[To do] Search the data below for "parties"; list each line that holds it.

(A run of records)
····················

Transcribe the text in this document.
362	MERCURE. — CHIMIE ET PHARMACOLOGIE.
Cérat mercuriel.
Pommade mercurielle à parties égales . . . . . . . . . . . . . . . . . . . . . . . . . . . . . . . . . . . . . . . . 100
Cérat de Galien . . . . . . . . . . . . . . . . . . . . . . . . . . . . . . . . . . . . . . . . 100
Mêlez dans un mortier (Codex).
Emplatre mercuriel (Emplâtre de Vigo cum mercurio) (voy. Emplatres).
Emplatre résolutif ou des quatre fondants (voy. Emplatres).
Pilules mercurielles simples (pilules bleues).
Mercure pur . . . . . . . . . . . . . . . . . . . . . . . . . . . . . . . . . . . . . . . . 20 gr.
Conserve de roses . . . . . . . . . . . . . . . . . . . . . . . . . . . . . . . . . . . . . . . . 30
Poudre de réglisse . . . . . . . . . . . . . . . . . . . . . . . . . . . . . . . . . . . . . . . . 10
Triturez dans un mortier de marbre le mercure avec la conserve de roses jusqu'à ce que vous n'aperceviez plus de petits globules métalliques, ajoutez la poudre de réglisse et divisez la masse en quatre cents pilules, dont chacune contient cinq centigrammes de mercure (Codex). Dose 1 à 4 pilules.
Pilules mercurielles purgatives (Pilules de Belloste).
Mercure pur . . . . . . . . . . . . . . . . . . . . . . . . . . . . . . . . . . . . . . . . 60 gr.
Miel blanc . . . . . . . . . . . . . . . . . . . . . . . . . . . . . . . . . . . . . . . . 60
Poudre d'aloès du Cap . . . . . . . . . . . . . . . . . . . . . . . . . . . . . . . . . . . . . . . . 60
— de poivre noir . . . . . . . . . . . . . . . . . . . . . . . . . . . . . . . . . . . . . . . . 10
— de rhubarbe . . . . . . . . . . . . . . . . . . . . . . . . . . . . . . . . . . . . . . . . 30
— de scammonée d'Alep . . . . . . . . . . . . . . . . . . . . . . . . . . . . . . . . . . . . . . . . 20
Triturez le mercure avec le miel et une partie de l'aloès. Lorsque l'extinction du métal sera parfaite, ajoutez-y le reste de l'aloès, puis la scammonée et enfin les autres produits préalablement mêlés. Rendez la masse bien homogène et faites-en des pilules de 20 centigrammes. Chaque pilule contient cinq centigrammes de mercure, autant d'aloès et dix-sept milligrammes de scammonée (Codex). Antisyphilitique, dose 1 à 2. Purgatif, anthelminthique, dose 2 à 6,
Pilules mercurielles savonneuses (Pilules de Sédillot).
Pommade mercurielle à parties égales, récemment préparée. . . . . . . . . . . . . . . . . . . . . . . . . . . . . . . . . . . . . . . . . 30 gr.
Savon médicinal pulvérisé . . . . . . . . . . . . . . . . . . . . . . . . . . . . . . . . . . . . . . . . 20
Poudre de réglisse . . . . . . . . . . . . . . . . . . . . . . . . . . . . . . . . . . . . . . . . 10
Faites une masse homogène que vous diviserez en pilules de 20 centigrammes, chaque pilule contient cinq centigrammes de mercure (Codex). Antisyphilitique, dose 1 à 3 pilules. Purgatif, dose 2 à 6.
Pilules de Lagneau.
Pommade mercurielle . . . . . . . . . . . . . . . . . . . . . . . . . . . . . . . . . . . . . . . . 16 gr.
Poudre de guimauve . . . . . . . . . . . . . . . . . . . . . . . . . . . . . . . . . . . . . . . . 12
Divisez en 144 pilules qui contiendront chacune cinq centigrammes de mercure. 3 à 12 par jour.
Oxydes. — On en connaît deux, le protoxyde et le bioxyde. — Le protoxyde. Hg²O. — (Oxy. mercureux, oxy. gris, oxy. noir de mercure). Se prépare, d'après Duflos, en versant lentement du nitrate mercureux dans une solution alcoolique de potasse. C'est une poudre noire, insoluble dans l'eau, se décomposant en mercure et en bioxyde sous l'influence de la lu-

····················

[Expected output]
Pommade mercurielle à parties égales . . . . . . . . . . . . . . . . . . . . . . . . . . . . . . . . . . . . . . . . 100
Pommade mercurielle à parties égales, récemment préparée. . . . . . . . . . . . . . . . . . . . . . . . . . . . . . . . . . . . . . . . . 30 gr.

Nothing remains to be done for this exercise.